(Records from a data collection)
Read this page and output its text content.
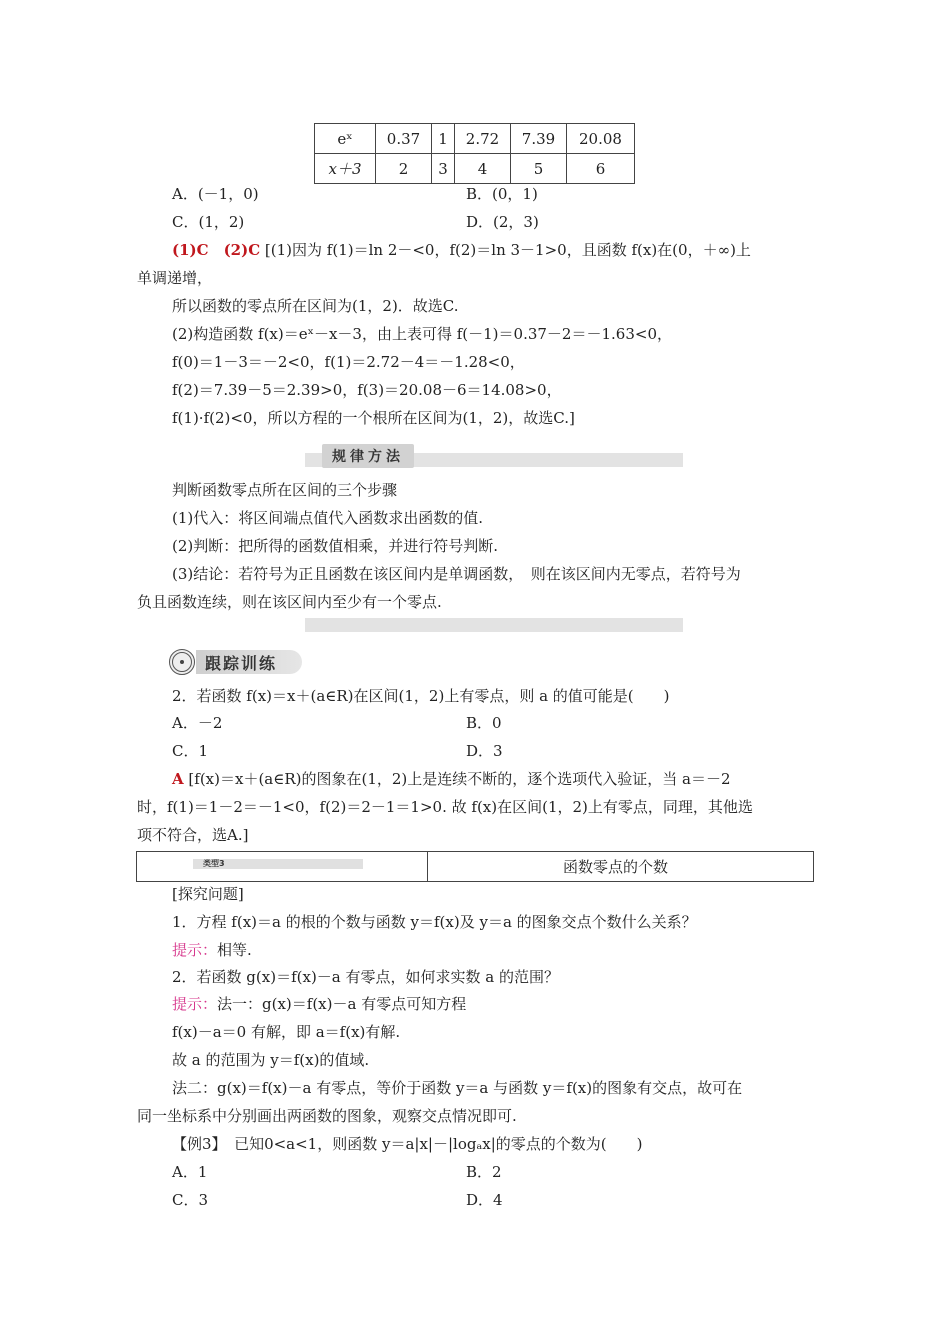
eˣ	0.37	1	2.72	7.39	20.08
x＋3	2	3	4	5	6
A．(－1，0)	B．(0，1)
C．(1，2)	D．(2，3)
(1)C　(2)C [(1)因为 f(1)＝ln 2－<0，f(2)＝ln 3－1>0，且函数 f(x)在(0，＋∞)上
单调递增，
所以函数的零点所在区间为(1，2)．故选C.
(2)构造函数 f(x)＝eˣ－x－3，由上表可得 f(－1)＝0.37－2＝－1.63<0，
f(0)＝1－3＝－2<0，f(1)＝2.72－4＝－1.28<0，
f(2)＝7.39－5＝2.39>0，f(3)＝20.08－6＝14.08>0，
f(1)·f(2)<0，所以方程的一个根所在区间为(1，2)，故选C.]
规律方法
判断函数零点所在区间的三个步骤
(1)代入：将区间端点值代入函数求出函数的值.
(2)判断：把所得的函数值相乘，并进行符号判断.
(3)结论：若符号为正且函数在该区间内是单调函数，　则在该区间内无零点，若符号为
负且函数连续，则在该区间内至少有一个零点.
跟踪训练
2．若函数 f(x)＝x＋(a∈R)在区间(1，2)上有零点，则 a 的值可能是(　　)
A．－2	B．0
C．1	D．3
A [f(x)＝x＋(a∈R)的图象在(1，2)上是连续不断的，逐个选项代入验证，当 a＝－2
时，f(1)＝1－2＝－1<0，f(2)＝2－1＝1>0. 故 f(x)在区间(1，2)上有零点，同理，其他选
项不符合，选A.]
类型3	函数零点的个数
[探究问题]
1．方程 f(x)＝a 的根的个数与函数 y＝f(x)及 y＝a 的图象交点个数什么关系？
提示：相等.
2．若函数 g(x)＝f(x)－a 有零点，如何求实数 a 的范围？
提示：法一：g(x)＝f(x)－a 有零点可知方程
f(x)－a＝0 有解，即 a＝f(x)有解.
故 a 的范围为 y＝f(x)的值域.
法二：g(x)＝f(x)－a 有零点，等价于函数 y＝a 与函数 y＝f(x)的图象有交点，故可在
同一坐标系中分别画出两函数的图象，观察交点情况即可.
【例3】　 已知0<a<1，则函数 y＝a|x|－|logₐx|的零点的个数为(　　)
A．1	B．2
C．3	D．4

== What to do ==
Write out the listing word for word, omitting the pictures it holds.

== Solved exercise ==
Read this page and output its text content.
eˣ	0.37	1	2.72	7.39	20.08
x＋3	2	3	4	5	6
A．(－1，0)	B．(0，1)
C．(1，2)	D．(2，3)
(1)C　(2)C [(1)因为 f(1)＝ln 2－<0，f(2)＝ln 3－1>0，且函数 f(x)在(0，＋∞)上
单调递增，
所以函数的零点所在区间为(1，2)．故选C.
(2)构造函数 f(x)＝eˣ－x－3，由上表可得 f(－1)＝0.37－2＝－1.63<0，
f(0)＝1－3＝－2<0，f(1)＝2.72－4＝－1.28<0，
f(2)＝7.39－5＝2.39>0，f(3)＝20.08－6＝14.08>0，
f(1)·f(2)<0，所以方程的一个根所在区间为(1，2)，故选C.]
规律方法
判断函数零点所在区间的三个步骤
(1)代入：将区间端点值代入函数求出函数的值.
(2)判断：把所得的函数值相乘，并进行符号判断.
(3)结论：若符号为正且函数在该区间内是单调函数，　则在该区间内无零点，若符号为
负且函数连续，则在该区间内至少有一个零点.
跟踪训练
2．若函数 f(x)＝x＋(a∈R)在区间(1，2)上有零点，则 a 的值可能是(　　)
A．－2	B．0
C．1	D．3
A [f(x)＝x＋(a∈R)的图象在(1，2)上是连续不断的，逐个选项代入验证，当 a＝－2
时，f(1)＝1－2＝－1<0，f(2)＝2－1＝1>0. 故 f(x)在区间(1，2)上有零点，同理，其他选
项不符合，选A.]
类型3	函数零点的个数
[探究问题]
1．方程 f(x)＝a 的根的个数与函数 y＝f(x)及 y＝a 的图象交点个数什么关系？
提示：相等.
2．若函数 g(x)＝f(x)－a 有零点，如何求实数 a 的范围？
提示：法一：g(x)＝f(x)－a 有零点可知方程
f(x)－a＝0 有解，即 a＝f(x)有解.
故 a 的范围为 y＝f(x)的值域.
法二：g(x)＝f(x)－a 有零点，等价于函数 y＝a 与函数 y＝f(x)的图象有交点，故可在
同一坐标系中分别画出两函数的图象，观察交点情况即可.
【例3】　 已知0<a<1，则函数 y＝a|x|－|logₐx|的零点的个数为(　　)
A．1	B．2
C．3	D．4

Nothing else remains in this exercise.